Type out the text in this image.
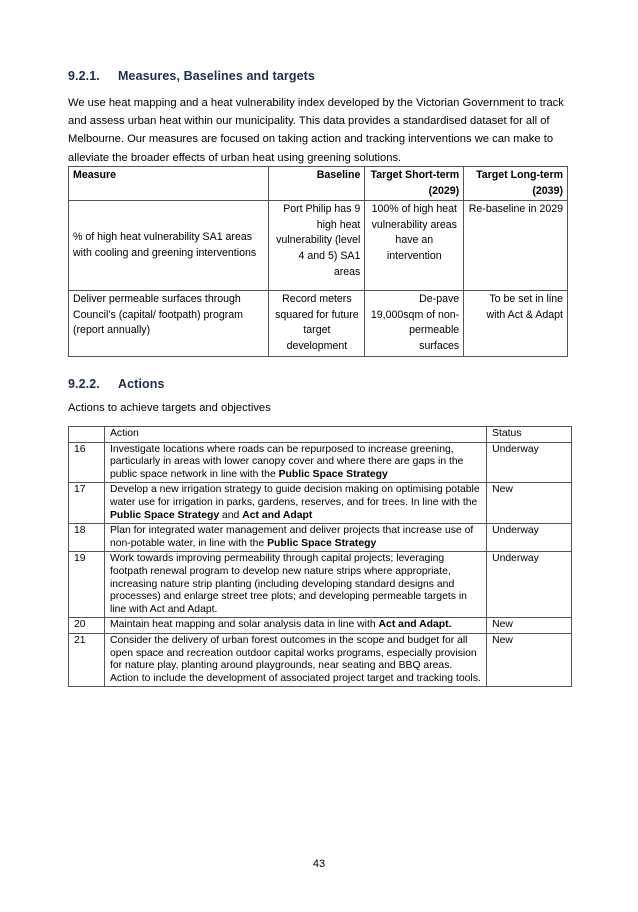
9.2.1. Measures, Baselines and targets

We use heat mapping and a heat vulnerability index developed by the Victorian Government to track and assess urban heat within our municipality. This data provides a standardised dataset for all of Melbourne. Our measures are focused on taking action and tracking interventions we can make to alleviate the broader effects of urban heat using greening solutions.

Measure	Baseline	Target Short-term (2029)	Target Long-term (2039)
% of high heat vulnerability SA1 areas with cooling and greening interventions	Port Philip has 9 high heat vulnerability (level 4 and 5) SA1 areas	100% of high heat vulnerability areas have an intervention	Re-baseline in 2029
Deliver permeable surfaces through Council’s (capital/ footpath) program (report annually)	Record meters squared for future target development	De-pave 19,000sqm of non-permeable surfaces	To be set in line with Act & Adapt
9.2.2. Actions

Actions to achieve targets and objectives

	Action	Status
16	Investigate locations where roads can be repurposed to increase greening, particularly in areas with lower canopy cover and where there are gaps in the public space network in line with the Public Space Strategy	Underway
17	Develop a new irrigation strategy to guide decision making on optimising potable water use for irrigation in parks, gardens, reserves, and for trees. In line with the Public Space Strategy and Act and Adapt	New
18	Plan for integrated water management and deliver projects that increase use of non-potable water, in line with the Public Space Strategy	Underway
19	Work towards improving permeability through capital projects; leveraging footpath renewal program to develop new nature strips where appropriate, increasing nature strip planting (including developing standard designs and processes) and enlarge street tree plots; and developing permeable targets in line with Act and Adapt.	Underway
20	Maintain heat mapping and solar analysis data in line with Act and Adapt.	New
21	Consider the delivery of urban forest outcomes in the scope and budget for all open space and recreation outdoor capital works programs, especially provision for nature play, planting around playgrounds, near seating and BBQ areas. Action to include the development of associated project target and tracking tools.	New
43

-- Exercise objective --
Count how many lines above carry the word "Public". Only the number is required.

-- Result of the exercise --
3